(REQUIREMENT): Return all entries word for word, but drop any images.

=======

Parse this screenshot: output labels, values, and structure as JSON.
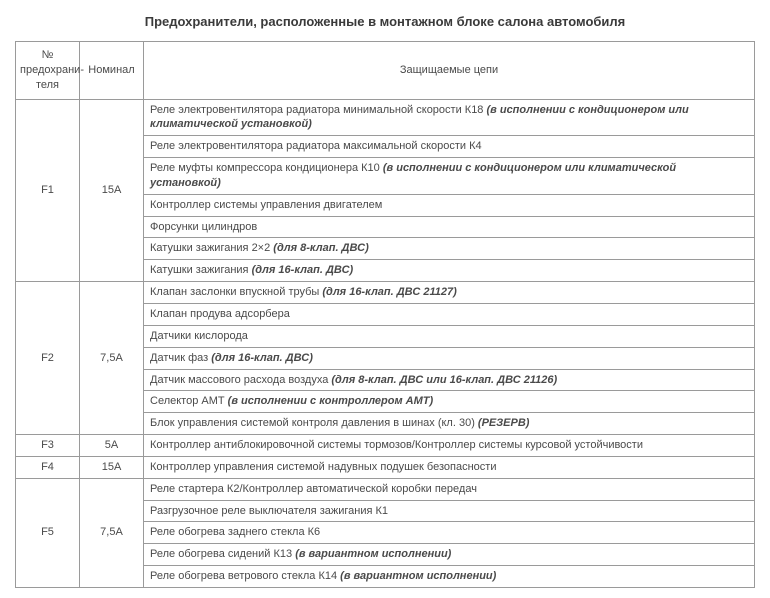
{
  "title": "Предохранители, расположенные в монтажном блоке салона автомобиля",
  "headers": {
    "col1": "№ предохрани­теля",
    "col2": "Номинал",
    "col3": "Защищаемые цепи"
  },
  "groups": [
    {
      "fuse": "F1",
      "nominal": "15А",
      "rows": [
        {
          "plain": "Реле электровентилятора радиатора минимальной скорости К18 ",
          "bold": "(в исполнении с кондиционером или климатической установкой)"
        },
        {
          "plain": "Реле электровентилятора радиатора максимальной скорости К4",
          "bold": ""
        },
        {
          "plain": "Реле муфты компрессора кондиционера К10 ",
          "bold": "(в исполнении с кондиционером или климатической установкой)"
        },
        {
          "plain": "Контроллер системы управления двигателем",
          "bold": ""
        },
        {
          "plain": "Форсунки цилиндров",
          "bold": ""
        },
        {
          "plain": "Катушки зажигания 2×2 ",
          "bold": "(для 8-клап. ДВС)"
        },
        {
          "plain": "Катушки зажигания ",
          "bold": "(для 16-клап. ДВС)"
        }
      ]
    },
    {
      "fuse": "F2",
      "nominal": "7,5А",
      "rows": [
        {
          "plain": "Клапан заслонки впускной трубы ",
          "bold": "(для 16-клап. ДВС 21127)"
        },
        {
          "plain": "Клапан продува адсорбера",
          "bold": ""
        },
        {
          "plain": "Датчики кислорода",
          "bold": ""
        },
        {
          "plain": "Датчик фаз ",
          "bold": "(для 16-клап. ДВС)"
        },
        {
          "plain": "Датчик массового расхода воздуха ",
          "bold": "(для 8-клап. ДВС или 16-клап. ДВС 21126)"
        },
        {
          "plain": "Селектор АМТ ",
          "bold": "(в исполнении с контроллером АМТ)"
        },
        {
          "plain": "Блок управления системой контроля давления в шинах (кл. 30) ",
          "bold": "(РЕЗЕРВ)"
        }
      ]
    },
    {
      "fuse": "F3",
      "nominal": "5А",
      "rows": [
        {
          "plain": "Контроллер антиблокировочной системы тормозов/Контроллер системы курсовой устойчивости",
          "bold": ""
        }
      ]
    },
    {
      "fuse": "F4",
      "nominal": "15А",
      "rows": [
        {
          "plain": "Контроллер управления системой надувных подушек безопасности",
          "bold": ""
        }
      ]
    },
    {
      "fuse": "F5",
      "nominal": "7,5А",
      "rows": [
        {
          "plain": "Реле стартера К2/Контроллер автоматической коробки передач",
          "bold": ""
        },
        {
          "plain": "Разгрузочное реле выключателя зажигания К1",
          "bold": ""
        },
        {
          "plain": "Реле обогрева заднего стекла К6",
          "bold": ""
        },
        {
          "plain": "Реле обогрева сидений К13 ",
          "bold": "(в вариантном исполнении)"
        },
        {
          "plain": "Реле обогрева ветрового стекла К14 ",
          "bold": "(в вариантном исполнении)"
        }
      ]
    }
  ]
}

=======

(FULL OUTPUT):
Parse this screenshot: output labels, values, and structure as JSON.
{
  "title": "Предохранители, расположенные в монтажном блоке салона автомобиля",
  "headers": {
    "col1": "№ предохрани­теля",
    "col2": "Номинал",
    "col3": "Защищаемые цепи"
  },
  "groups": [
    {
      "fuse": "F1",
      "nominal": "15А",
      "rows": [
        {
          "plain": "Реле электровентилятора радиатора минимальной скорости К18 ",
          "bold": "(в исполнении с кондиционером или климатической установкой)"
        },
        {
          "plain": "Реле электровентилятора радиатора максимальной скорости К4",
          "bold": ""
        },
        {
          "plain": "Реле муфты компрессора кондиционера К10 ",
          "bold": "(в исполнении с кондиционером или климатической установкой)"
        },
        {
          "plain": "Контроллер системы управления двигателем",
          "bold": ""
        },
        {
          "plain": "Форсунки цилиндров",
          "bold": ""
        },
        {
          "plain": "Катушки зажигания 2×2 ",
          "bold": "(для 8-клап. ДВС)"
        },
        {
          "plain": "Катушки зажигания ",
          "bold": "(для 16-клап. ДВС)"
        }
      ]
    },
    {
      "fuse": "F2",
      "nominal": "7,5А",
      "rows": [
        {
          "plain": "Клапан заслонки впускной трубы ",
          "bold": "(для 16-клап. ДВС 21127)"
        },
        {
          "plain": "Клапан продува адсорбера",
          "bold": ""
        },
        {
          "plain": "Датчики кислорода",
          "bold": ""
        },
        {
          "plain": "Датчик фаз ",
          "bold": "(для 16-клап. ДВС)"
        },
        {
          "plain": "Датчик массового расхода воздуха ",
          "bold": "(для 8-клап. ДВС или 16-клап. ДВС 21126)"
        },
        {
          "plain": "Селектор АМТ ",
          "bold": "(в исполнении с контроллером АМТ)"
        },
        {
          "plain": "Блок управления системой контроля давления в шинах (кл. 30) ",
          "bold": "(РЕЗЕРВ)"
        }
      ]
    },
    {
      "fuse": "F3",
      "nominal": "5А",
      "rows": [
        {
          "plain": "Контроллер антиблокировочной системы тормозов/Контроллер системы курсовой устойчивости",
          "bold": ""
        }
      ]
    },
    {
      "fuse": "F4",
      "nominal": "15А",
      "rows": [
        {
          "plain": "Контроллер управления системой надувных подушек безопасности",
          "bold": ""
        }
      ]
    },
    {
      "fuse": "F5",
      "nominal": "7,5А",
      "rows": [
        {
          "plain": "Реле стартера К2/Контроллер автоматической коробки передач",
          "bold": ""
        },
        {
          "plain": "Разгрузочное реле выключателя зажигания К1",
          "bold": ""
        },
        {
          "plain": "Реле обогрева заднего стекла К6",
          "bold": ""
        },
        {
          "plain": "Реле обогрева сидений К13 ",
          "bold": "(в вариантном исполнении)"
        },
        {
          "plain": "Реле обогрева ветрового стекла К14 ",
          "bold": "(в вариантном исполнении)"
        }
      ]
    }
  ]
}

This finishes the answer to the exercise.